* _Work required_: Find each line with the string "sayHello" and report it.

(Stored data)
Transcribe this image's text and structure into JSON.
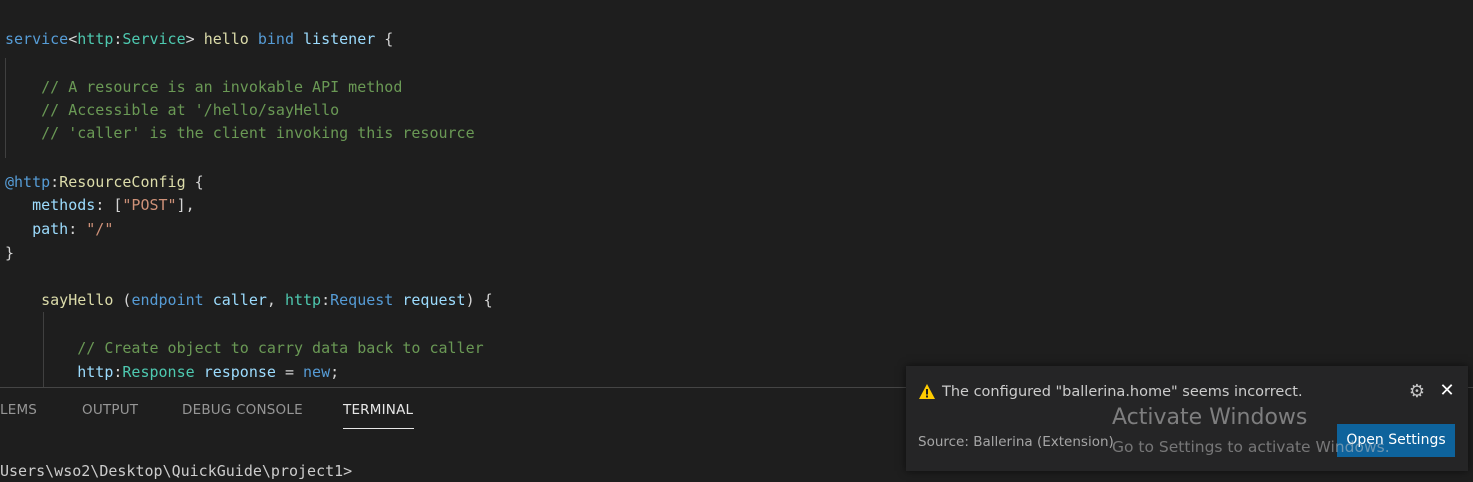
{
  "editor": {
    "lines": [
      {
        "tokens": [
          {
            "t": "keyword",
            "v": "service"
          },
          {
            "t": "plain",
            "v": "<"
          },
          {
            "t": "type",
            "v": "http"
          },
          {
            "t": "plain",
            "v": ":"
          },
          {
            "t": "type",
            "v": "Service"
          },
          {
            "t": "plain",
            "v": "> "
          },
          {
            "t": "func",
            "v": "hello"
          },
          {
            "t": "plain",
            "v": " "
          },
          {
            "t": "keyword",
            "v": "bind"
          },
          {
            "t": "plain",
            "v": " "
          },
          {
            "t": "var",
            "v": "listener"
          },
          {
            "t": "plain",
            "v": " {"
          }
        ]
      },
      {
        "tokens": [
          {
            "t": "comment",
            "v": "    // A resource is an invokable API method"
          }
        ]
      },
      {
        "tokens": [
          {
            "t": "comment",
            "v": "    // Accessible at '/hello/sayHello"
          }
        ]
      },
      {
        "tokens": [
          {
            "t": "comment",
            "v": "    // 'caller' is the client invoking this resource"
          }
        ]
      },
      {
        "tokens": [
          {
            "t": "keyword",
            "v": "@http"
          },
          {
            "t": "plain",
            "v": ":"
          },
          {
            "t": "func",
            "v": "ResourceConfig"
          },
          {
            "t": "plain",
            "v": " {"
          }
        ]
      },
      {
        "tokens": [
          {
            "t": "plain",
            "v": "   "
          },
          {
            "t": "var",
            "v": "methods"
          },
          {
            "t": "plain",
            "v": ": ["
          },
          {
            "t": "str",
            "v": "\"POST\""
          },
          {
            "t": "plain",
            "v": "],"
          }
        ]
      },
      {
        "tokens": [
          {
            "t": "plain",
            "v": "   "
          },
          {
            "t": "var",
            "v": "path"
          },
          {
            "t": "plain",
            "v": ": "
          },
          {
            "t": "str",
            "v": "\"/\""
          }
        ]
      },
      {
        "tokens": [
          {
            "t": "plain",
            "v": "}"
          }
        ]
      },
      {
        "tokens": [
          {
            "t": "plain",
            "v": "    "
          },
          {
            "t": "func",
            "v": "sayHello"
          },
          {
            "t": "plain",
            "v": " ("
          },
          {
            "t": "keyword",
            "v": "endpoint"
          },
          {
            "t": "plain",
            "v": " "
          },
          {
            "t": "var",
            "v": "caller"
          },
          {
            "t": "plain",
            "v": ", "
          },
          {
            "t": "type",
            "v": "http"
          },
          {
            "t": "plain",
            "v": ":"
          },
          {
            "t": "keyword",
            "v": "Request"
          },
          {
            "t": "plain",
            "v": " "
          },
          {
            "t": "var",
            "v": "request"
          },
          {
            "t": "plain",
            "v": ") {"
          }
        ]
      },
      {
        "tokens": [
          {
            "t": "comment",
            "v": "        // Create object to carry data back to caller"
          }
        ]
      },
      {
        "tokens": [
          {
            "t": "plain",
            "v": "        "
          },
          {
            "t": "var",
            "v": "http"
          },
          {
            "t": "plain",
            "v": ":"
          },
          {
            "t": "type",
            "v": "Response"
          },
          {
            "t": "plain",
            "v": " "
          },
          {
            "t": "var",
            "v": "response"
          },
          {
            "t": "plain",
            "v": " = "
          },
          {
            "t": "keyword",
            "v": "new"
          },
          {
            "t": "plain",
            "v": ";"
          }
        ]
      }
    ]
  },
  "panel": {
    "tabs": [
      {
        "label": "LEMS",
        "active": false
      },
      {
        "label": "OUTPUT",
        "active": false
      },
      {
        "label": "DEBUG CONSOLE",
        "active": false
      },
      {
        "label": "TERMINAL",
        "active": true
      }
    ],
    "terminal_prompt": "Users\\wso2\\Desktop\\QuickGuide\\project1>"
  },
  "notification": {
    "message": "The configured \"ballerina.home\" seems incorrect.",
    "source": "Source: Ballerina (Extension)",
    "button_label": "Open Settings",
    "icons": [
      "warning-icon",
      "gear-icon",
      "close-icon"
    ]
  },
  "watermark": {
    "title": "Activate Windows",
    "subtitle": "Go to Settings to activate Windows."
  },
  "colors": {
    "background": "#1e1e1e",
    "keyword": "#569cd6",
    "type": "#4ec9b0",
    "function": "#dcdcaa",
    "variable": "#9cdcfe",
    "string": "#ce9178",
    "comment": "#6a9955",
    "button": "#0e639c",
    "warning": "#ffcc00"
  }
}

==

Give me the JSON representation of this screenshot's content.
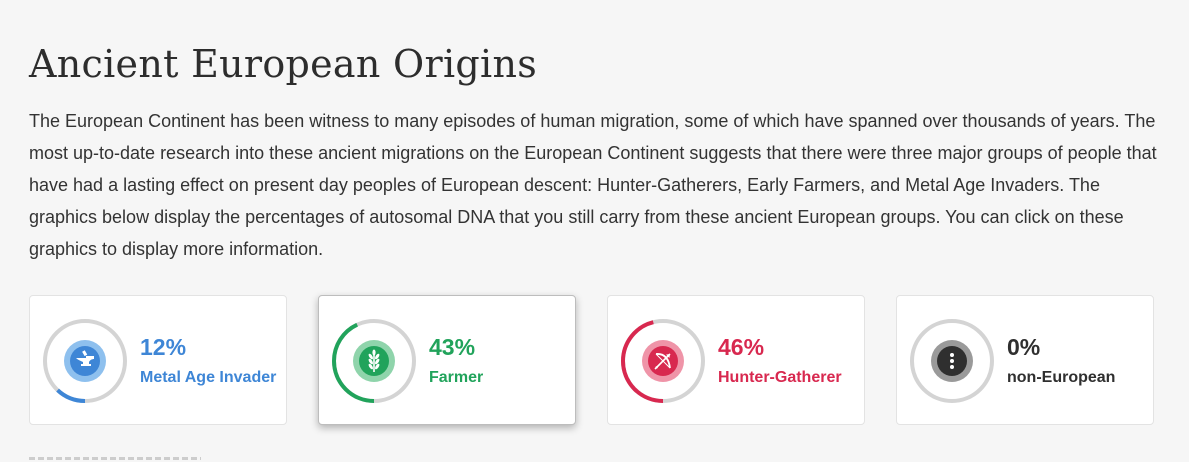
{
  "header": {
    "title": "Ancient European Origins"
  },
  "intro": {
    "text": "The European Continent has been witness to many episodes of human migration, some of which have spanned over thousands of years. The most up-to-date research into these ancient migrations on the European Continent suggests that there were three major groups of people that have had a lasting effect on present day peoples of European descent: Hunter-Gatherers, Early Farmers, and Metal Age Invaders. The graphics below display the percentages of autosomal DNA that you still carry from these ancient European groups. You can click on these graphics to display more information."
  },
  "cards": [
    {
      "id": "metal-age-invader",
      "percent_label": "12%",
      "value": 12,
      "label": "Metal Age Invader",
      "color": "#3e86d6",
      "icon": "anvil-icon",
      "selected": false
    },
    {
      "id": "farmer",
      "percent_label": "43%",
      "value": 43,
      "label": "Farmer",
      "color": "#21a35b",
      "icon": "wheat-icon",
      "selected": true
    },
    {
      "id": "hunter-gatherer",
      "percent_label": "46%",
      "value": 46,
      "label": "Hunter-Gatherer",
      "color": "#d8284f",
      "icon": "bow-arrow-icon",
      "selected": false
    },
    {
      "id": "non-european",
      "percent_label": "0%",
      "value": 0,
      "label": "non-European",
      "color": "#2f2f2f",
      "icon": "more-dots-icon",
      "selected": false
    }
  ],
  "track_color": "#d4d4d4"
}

* _Solved exercise_:
            "v": "    // Accessible at '/hello/sayHello"
            "v": "sayHello"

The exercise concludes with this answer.